Quoted text ->
* * * * * * *

The case came before the Pietermaritzburg high court on Thursday and was adjourned to next month.

The woman, Marashni Cattigan, who died four days after she was suspended from the society, belonged to the Old Mutual Superfund Provident Fund.

Amarvetha Sewkuran, chairperson of the society, said in court papers that she suspects that Cattigan committed suicide as no one was found responsible for her death.

Cattigan was employed in 2017 as an acting manager at the society’s regional facility in Pietermaritzburg. In light of her position, she was permitted to effect payments from the regional committee’s bank account.

In December 2018, there were no funds available to pay the salaries of the staff at the facility. The then chairperson of the society, Zak Jacoob, sent a letter to staff informing them that their services were to be terminated on January 31, 2019, said Sewkuran.

The society’s regional committee requested that the decision be stayed as attempts would be made to increase fund­raising efforts and raise the money to pay the salaries.

Upon further investigations by the society, it was found that an unauthorised transfer of R65 000 was effected by Cattigan from the society’s bank account into her own account. “Soon after the transfer of these funds was made, we were informed by the deceased, she went on a holiday to India,” she said.

Cattigan was suspended with immediate effect and without pay, and on February 4 she confessed that she had stolen the money and there is a recording of this. “Further investigations revealed that a total of R620 503 had been stolen by the deceased,” said Sewkuran.

She said the pension payout is R474 424 and she believes that there is not enough money in Cattigan’s estate to satisfy the claim of R629 503.

* * * * * * *

Given information ->
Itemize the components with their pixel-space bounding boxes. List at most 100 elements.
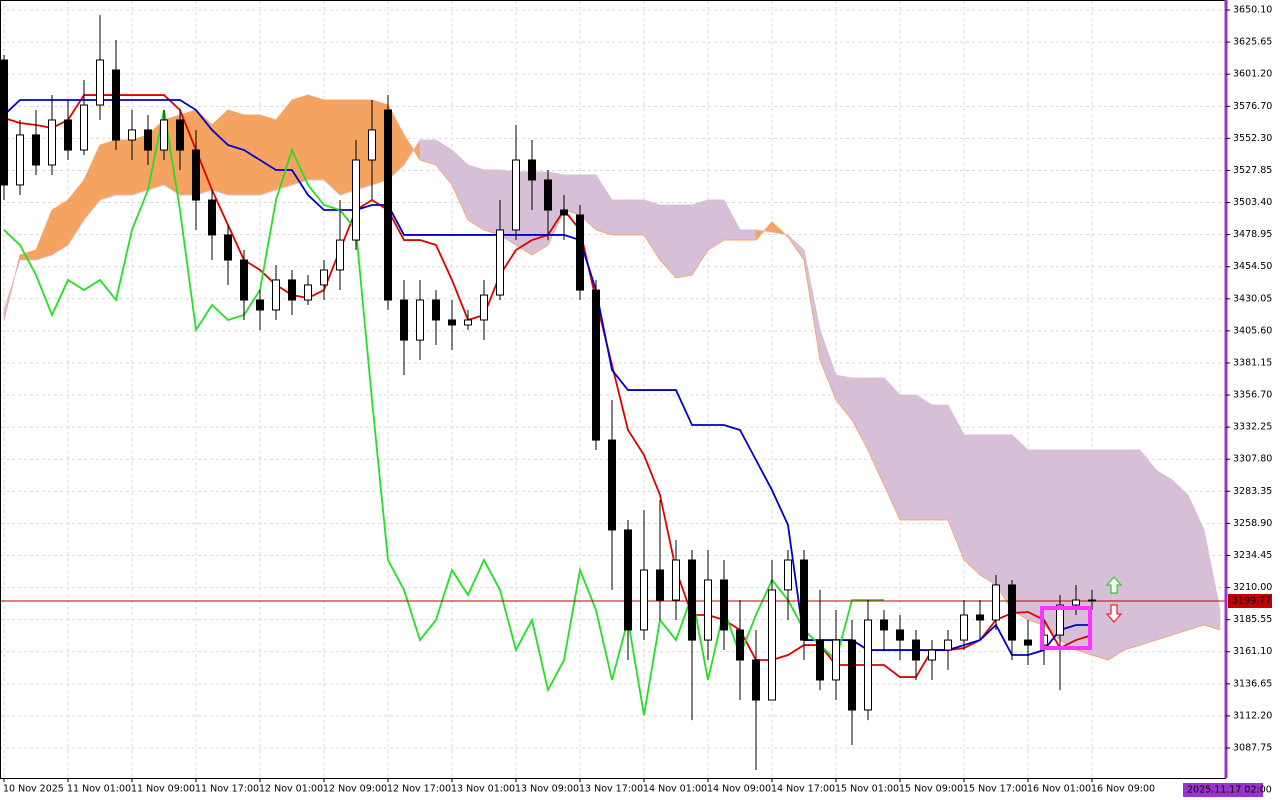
candle-body: [592, 289, 600, 441]
candle-body: [1008, 584, 1016, 641]
candle-body: [848, 639, 856, 711]
x-tick-label: 13 Nov 17:00: [579, 784, 643, 795]
x-tick-label: 14 Nov 09:00: [707, 784, 771, 795]
x-tick-label: 14 Nov 01:00: [643, 784, 707, 795]
cloud-fill: [995, 434, 1013, 612]
candle-body: [912, 639, 920, 661]
candle-body: [144, 129, 152, 151]
y-tick-label: 3307.80: [1233, 454, 1272, 465]
cloud-fill: [483, 169, 501, 236]
candle-body: [32, 134, 40, 166]
candle-body: [704, 579, 712, 641]
cloud-fill: [1027, 449, 1045, 626]
cloud-fill: [979, 434, 997, 586]
candle-body: [976, 614, 984, 621]
y-tick-label: 3527.85: [1233, 165, 1272, 176]
y-tick-label: 3112.20: [1233, 710, 1272, 721]
cloud-fill: [1171, 479, 1189, 636]
overlay: [1040, 576, 1123, 650]
cloud-fill: [1139, 449, 1157, 646]
candle-body: [1056, 604, 1064, 636]
y-tick-label: 3234.45: [1233, 550, 1272, 561]
candle-body: [1072, 599, 1080, 606]
candle-body: [768, 589, 776, 701]
cloud-fill: [963, 434, 981, 576]
y-tick-label: 3625.65: [1233, 37, 1272, 48]
candle-body: [16, 134, 24, 186]
cloud: [3, 94, 1221, 661]
x-tick-label: 13 Nov 01:00: [451, 784, 515, 795]
y-tick-label: 3478.95: [1233, 229, 1272, 240]
candle-body: [608, 439, 616, 531]
cloud-fill: [307, 94, 325, 181]
y-tick-label: 3332.25: [1233, 422, 1272, 433]
candle-body: [256, 299, 264, 311]
candle-body: [1088, 599, 1096, 602]
candle-body: [384, 109, 392, 301]
candle-body: [304, 284, 312, 301]
candle-body: [352, 159, 360, 241]
cloud-fill: [739, 229, 757, 241]
candle-body: [512, 159, 520, 231]
cloud-fill: [899, 394, 917, 521]
y-tick-label: 3136.65: [1233, 678, 1272, 689]
cloud-fill: [611, 199, 629, 236]
x-tick-label: 16 Nov 09:00: [1091, 784, 1155, 795]
candle-body: [480, 294, 488, 321]
cloud-fill: [563, 174, 581, 216]
y-tick-label: 3650.10: [1233, 5, 1272, 16]
y-tick-label: 3381.15: [1233, 357, 1272, 368]
candle-body: [784, 559, 792, 591]
candle-body: [240, 259, 248, 301]
cloud-fill: [115, 139, 133, 196]
candle-body: [896, 629, 904, 641]
x-tick-label: 14 Nov 17:00: [771, 784, 835, 795]
y-tick-label: 3576.70: [1233, 101, 1272, 112]
candle-body: [176, 119, 184, 151]
candle-body: [560, 209, 568, 216]
candle-body: [336, 239, 344, 271]
cloud-fill: [1123, 449, 1141, 651]
x-tick-label: 11 Nov 01:00: [67, 784, 131, 795]
cloud-fill: [1107, 449, 1125, 661]
candle-body: [944, 639, 952, 651]
candle-body: [832, 639, 840, 681]
x-tick-label: 12 Nov 09:00: [323, 784, 387, 795]
candle-body: [816, 639, 824, 681]
last-price-label: 3199.77: [1232, 596, 1271, 607]
y-tick-label: 3161.10: [1233, 646, 1272, 657]
y-tick-label: 3283.35: [1233, 486, 1272, 497]
grid: [0, 0, 1226, 778]
x-tick-label: 12 Nov 17:00: [387, 784, 451, 795]
candle-body: [752, 659, 760, 701]
cloud-fill: [99, 139, 117, 201]
y-tick-label: 3430.05: [1233, 293, 1272, 304]
candle-body: [928, 649, 936, 661]
candles: [0, 14, 1096, 770]
cloud-fill: [291, 94, 309, 186]
candle-body: [880, 619, 888, 631]
candle-body: [64, 119, 72, 151]
candle-body: [672, 559, 680, 601]
candle-body: [640, 569, 648, 631]
cloud-fill: [931, 404, 949, 521]
candle-body: [80, 104, 88, 151]
cloud-fill: [915, 394, 933, 521]
candle-body: [160, 119, 168, 151]
candle-body: [432, 299, 440, 321]
x-tick-label: 11 Nov 09:00: [131, 784, 195, 795]
y-tick-label: 3503.40: [1233, 197, 1272, 208]
time-label: 2025.11.17 02:00: [1187, 785, 1272, 796]
candle-body: [112, 69, 120, 141]
y-tick-label: 3210.00: [1233, 582, 1272, 593]
cloud-fill: [675, 204, 693, 279]
senkou-span-b: [3, 139, 1221, 611]
candle-body: [320, 269, 328, 286]
cloud-fill: [1155, 469, 1173, 641]
x-tick-label: 15 Nov 17:00: [963, 784, 1027, 795]
candle-body: [528, 159, 536, 181]
up-arrow: [1105, 576, 1123, 594]
candle-body: [96, 59, 104, 106]
candle-body: [736, 629, 744, 661]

* * * * * * *

Problems ->
1. Switch every "cloud-fill" to "cloud-shade" in the entries, starting at the line that contains "candle-body: [592, 289, 600, 441]" and ending at the line that contains "y-tick-label: 3136.65: [1233, 678, 1272, 689]", and give only those lines with nothing else changed.
2. Carry on the report about the society's claim against Cattigan's pension payout, picking up after its final sentence.

Answer list ->
1.
candle-body: [592, 289, 600, 441]
candle-body: [1008, 584, 1016, 641]
candle-body: [848, 639, 856, 711]
x-tick-label: 13 Nov 17:00: [579, 784, 643, 795]
x-tick-label: 14 Nov 09:00: [707, 784, 771, 795]
x-tick-label: 14 Nov 01:00: [643, 784, 707, 795]
cloud-shade: [995, 434, 1013, 612]
candle-body: [912, 639, 920, 661]
candle-body: [144, 129, 152, 151]
y-tick-label: 3307.80: [1233, 454, 1272, 465]
cloud-shade: [483, 169, 501, 236]
candle-body: [32, 134, 40, 166]
candle-body: [704, 579, 712, 641]
cloud-shade: [1027, 449, 1045, 626]
cloud-shade: [979, 434, 997, 586]
candle-body: [976, 614, 984, 621]
y-tick-label: 3527.85: [1233, 165, 1272, 176]
y-tick-label: 3112.20: [1233, 710, 1272, 721]
cloud-shade: [1171, 479, 1189, 636]
overlay: [1040, 576, 1123, 650]
cloud-shade: [1139, 449, 1157, 646]
candle-body: [1056, 604, 1064, 636]
y-tick-label: 3234.45: [1233, 550, 1272, 561]
candle-body: [1072, 599, 1080, 606]
candle-body: [768, 589, 776, 701]
cloud-shade: [963, 434, 981, 576]
y-tick-label: 3625.65: [1233, 37, 1272, 48]
candle-body: [16, 134, 24, 186]
cloud: [3, 94, 1221, 661]
x-tick-label: 13 Nov 01:00: [451, 784, 515, 795]
y-tick-label: 3478.95: [1233, 229, 1272, 240]
candle-body: [608, 439, 616, 531]
cloud-shade: [307, 94, 325, 181]
y-tick-label: 3332.25: [1233, 422, 1272, 433]
candle-body: [256, 299, 264, 311]
candle-body: [1088, 599, 1096, 602]
candle-body: [384, 109, 392, 301]
candle-body: [304, 284, 312, 301]
candle-body: [352, 159, 360, 241]
cloud-shade: [739, 229, 757, 241]
candle-body: [512, 159, 520, 231]
cloud-shade: [899, 394, 917, 521]
y-tick-label: 3136.65: [1233, 678, 1272, 689]

2.
If the pension is paid out, the society will have no way of recovering its losses from her estate.

The society, she added, relies mainly on donations from the public for the running of the Pietermaritzburg branch. It was only able to keep its doors open to the “poor, blind and deaf” people it serves from loans that were made by the Durban branch of the society.

This, said Sewkuran, has impacted on the Durban branch and services provided by the society. The whole of KZN will be compromised if the pension proceeds are paid out and the society is not able to recover the stolen money from the pension proceeds.

In March last year The Witness reported that the director of the society, Shamilla Surjoo, was fired after it emerged that millions of rands belonging to the organisation was embezzled on her watch.

Yacoob said alarm bells were rung last January when R100 000 went missing from the account. Over a six-year period, an estimated R12 million was stolen. “Upon close inspection, we discovered that there was an online banking facility that was being used for illegal transactions,” Yacoob said at the time.